Your task. Find each line in the following listing that has the string "margin", then state the count and nothing else.

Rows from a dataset
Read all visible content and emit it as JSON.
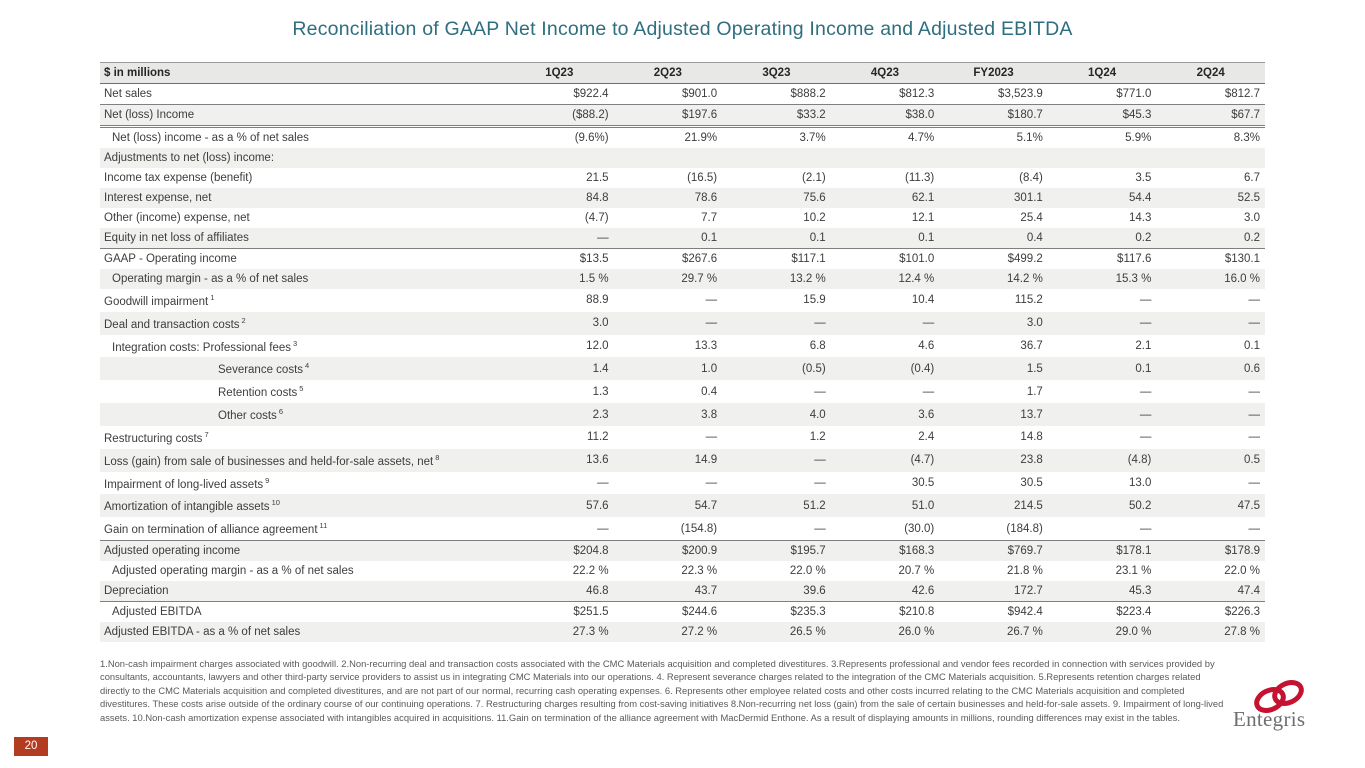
{
  "title": "Reconciliation of GAAP Net Income to Adjusted Operating Income and Adjusted EBITDA",
  "table": {
    "columns": [
      "$ in millions",
      "1Q23",
      "2Q23",
      "3Q23",
      "4Q23",
      "FY2023",
      "1Q24",
      "2Q24"
    ],
    "rows": [
      {
        "label": "Net sales",
        "sup": "",
        "indent": 0,
        "rule": "single",
        "values": [
          "$922.4",
          "$901.0",
          "$888.2",
          "$812.3",
          "$3,523.9",
          "$771.0",
          "$812.7"
        ]
      },
      {
        "label": "Net (loss) Income",
        "sup": "",
        "indent": 0,
        "rule": "double",
        "values": [
          "($88.2)",
          "$197.6",
          "$33.2",
          "$38.0",
          "$180.7",
          "$45.3",
          "$67.7"
        ]
      },
      {
        "label": "Net (loss) income - as a % of net sales",
        "sup": "",
        "indent": 1,
        "rule": "",
        "values": [
          "(9.6%)",
          "21.9%",
          "3.7%",
          "4.7%",
          "5.1%",
          "5.9%",
          "8.3%"
        ]
      },
      {
        "label": "Adjustments to net (loss) income:",
        "sup": "",
        "indent": 0,
        "rule": "",
        "values": [
          "",
          "",
          "",
          "",
          "",
          "",
          ""
        ]
      },
      {
        "label": "Income tax expense (benefit)",
        "sup": "",
        "indent": 0,
        "rule": "",
        "values": [
          "21.5",
          "(16.5)",
          "(2.1)",
          "(11.3)",
          "(8.4)",
          "3.5",
          "6.7"
        ]
      },
      {
        "label": "Interest expense, net",
        "sup": "",
        "indent": 0,
        "rule": "",
        "values": [
          "84.8",
          "78.6",
          "75.6",
          "62.1",
          "301.1",
          "54.4",
          "52.5"
        ]
      },
      {
        "label": "Other (income) expense, net",
        "sup": "",
        "indent": 0,
        "rule": "",
        "values": [
          "(4.7)",
          "7.7",
          "10.2",
          "12.1",
          "25.4",
          "14.3",
          "3.0"
        ]
      },
      {
        "label": "Equity in net loss of affiliates",
        "sup": "",
        "indent": 0,
        "rule": "single",
        "values": [
          "—",
          "0.1",
          "0.1",
          "0.1",
          "0.4",
          "0.2",
          "0.2"
        ]
      },
      {
        "label": "GAAP - Operating income",
        "sup": "",
        "indent": 0,
        "rule": "",
        "values": [
          "$13.5",
          "$267.6",
          "$117.1",
          "$101.0",
          "$499.2",
          "$117.6",
          "$130.1"
        ]
      },
      {
        "label": "Operating margin - as a % of net sales",
        "sup": "",
        "indent": 1,
        "rule": "",
        "values": [
          "1.5 %",
          "29.7 %",
          "13.2 %",
          "12.4 %",
          "14.2 %",
          "15.3 %",
          "16.0 %"
        ]
      },
      {
        "label": "Goodwill impairment",
        "sup": "1",
        "indent": 0,
        "rule": "",
        "values": [
          "88.9",
          "—",
          "15.9",
          "10.4",
          "115.2",
          "—",
          "—"
        ]
      },
      {
        "label": "Deal and transaction costs",
        "sup": "2",
        "indent": 0,
        "rule": "",
        "values": [
          "3.0",
          "—",
          "—",
          "—",
          "3.0",
          "—",
          "—"
        ]
      },
      {
        "label": "Integration costs: Professional fees",
        "sup": "3",
        "indent": 1,
        "rule": "",
        "values": [
          "12.0",
          "13.3",
          "6.8",
          "4.6",
          "36.7",
          "2.1",
          "0.1"
        ]
      },
      {
        "label": "Severance costs",
        "sup": "4",
        "indent": 2,
        "rule": "",
        "values": [
          "1.4",
          "1.0",
          "(0.5)",
          "(0.4)",
          "1.5",
          "0.1",
          "0.6"
        ]
      },
      {
        "label": "Retention costs",
        "sup": "5",
        "indent": 2,
        "rule": "",
        "values": [
          "1.3",
          "0.4",
          "—",
          "—",
          "1.7",
          "—",
          "—"
        ]
      },
      {
        "label": "Other costs",
        "sup": "6",
        "indent": 2,
        "rule": "",
        "values": [
          "2.3",
          "3.8",
          "4.0",
          "3.6",
          "13.7",
          "—",
          "—"
        ]
      },
      {
        "label": "Restructuring costs",
        "sup": "7",
        "indent": 0,
        "rule": "",
        "values": [
          "11.2",
          "—",
          "1.2",
          "2.4",
          "14.8",
          "—",
          "—"
        ]
      },
      {
        "label": "Loss (gain) from sale of businesses and held-for-sale assets, net",
        "sup": "8",
        "indent": 0,
        "rule": "",
        "values": [
          "13.6",
          "14.9",
          "—",
          "(4.7)",
          "23.8",
          "(4.8)",
          "0.5"
        ]
      },
      {
        "label": "Impairment of long-lived assets",
        "sup": "9",
        "indent": 0,
        "rule": "",
        "values": [
          "—",
          "—",
          "—",
          "30.5",
          "30.5",
          "13.0",
          "—"
        ]
      },
      {
        "label": "Amortization of intangible assets",
        "sup": "10",
        "indent": 0,
        "rule": "",
        "values": [
          "57.6",
          "54.7",
          "51.2",
          "51.0",
          "214.5",
          "50.2",
          "47.5"
        ]
      },
      {
        "label": "Gain on termination of alliance agreement",
        "sup": "11",
        "indent": 0,
        "rule": "single",
        "values": [
          "—",
          "(154.8)",
          "—",
          "(30.0)",
          "(184.8)",
          "—",
          "—"
        ]
      },
      {
        "label": "Adjusted operating income",
        "sup": "",
        "indent": 0,
        "rule": "",
        "values": [
          "$204.8",
          "$200.9",
          "$195.7",
          "$168.3",
          "$769.7",
          "$178.1",
          "$178.9"
        ]
      },
      {
        "label": "Adjusted operating margin - as a % of net sales",
        "sup": "",
        "indent": 1,
        "rule": "",
        "values": [
          "22.2 %",
          "22.3 %",
          "22.0 %",
          "20.7 %",
          "21.8 %",
          "23.1 %",
          "22.0 %"
        ]
      },
      {
        "label": "Depreciation",
        "sup": "",
        "indent": 0,
        "rule": "single",
        "values": [
          "46.8",
          "43.7",
          "39.6",
          "42.6",
          "172.7",
          "45.3",
          "47.4"
        ]
      },
      {
        "label": "Adjusted EBITDA",
        "sup": "",
        "indent": 1,
        "rule": "",
        "values": [
          "$251.5",
          "$244.6",
          "$235.3",
          "$210.8",
          "$942.4",
          "$223.4",
          "$226.3"
        ]
      },
      {
        "label": "Adjusted EBITDA - as a % of net sales",
        "sup": "",
        "indent": 0,
        "rule": "",
        "values": [
          "27.3 %",
          "27.2 %",
          "26.5 %",
          "26.0 %",
          "26.7 %",
          "29.0 %",
          "27.8 %"
        ]
      }
    ]
  },
  "footnotes": "1.Non-cash impairment charges associated with goodwill.  2.Non-recurring deal and transaction costs associated with the CMC Materials acquisition and completed divestitures.  3.Represents professional and vendor fees recorded in connection with services provided by consultants, accountants, lawyers and other third-party service providers to assist us in integrating CMC Materials into our operations.  4. Represent severance charges related to the integration of the CMC Materials acquisition.  5.Represents retention charges related directly to the CMC Materials acquisition and completed divestitures, and are not part of our normal, recurring cash operating expenses.  6. Represents other employee related costs and other costs incurred relating to the CMC Materials acquisition and completed divestitures.  These costs arise outside of the ordinary course of our continuing operations.  7. Restructuring charges resulting from cost-saving initiatives  8.Non-recurring net loss (gain) from the sale of certain businesses and held-for-sale assets. 9. Impairment of long-lived assets. 10.Non-cash amortization expense associated with intangibles acquired in acquisitions.  11.Gain on termination of the alliance agreement with MacDermid Enthone.  As a result of displaying amounts in millions, rounding differences may exist in the tables.",
  "page_number": "20",
  "logo": {
    "wordmark": "Entegris"
  },
  "colors": {
    "title_teal": "#2F6E80",
    "header_bg": "#E8E8E6",
    "stripe_bg": "#F0F0EE",
    "rule_gray": "#7F7F7F",
    "badge_red": "#B33B20",
    "logo_red": "#C41230",
    "logo_gray": "#6D6E71"
  }
}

Written reply. 2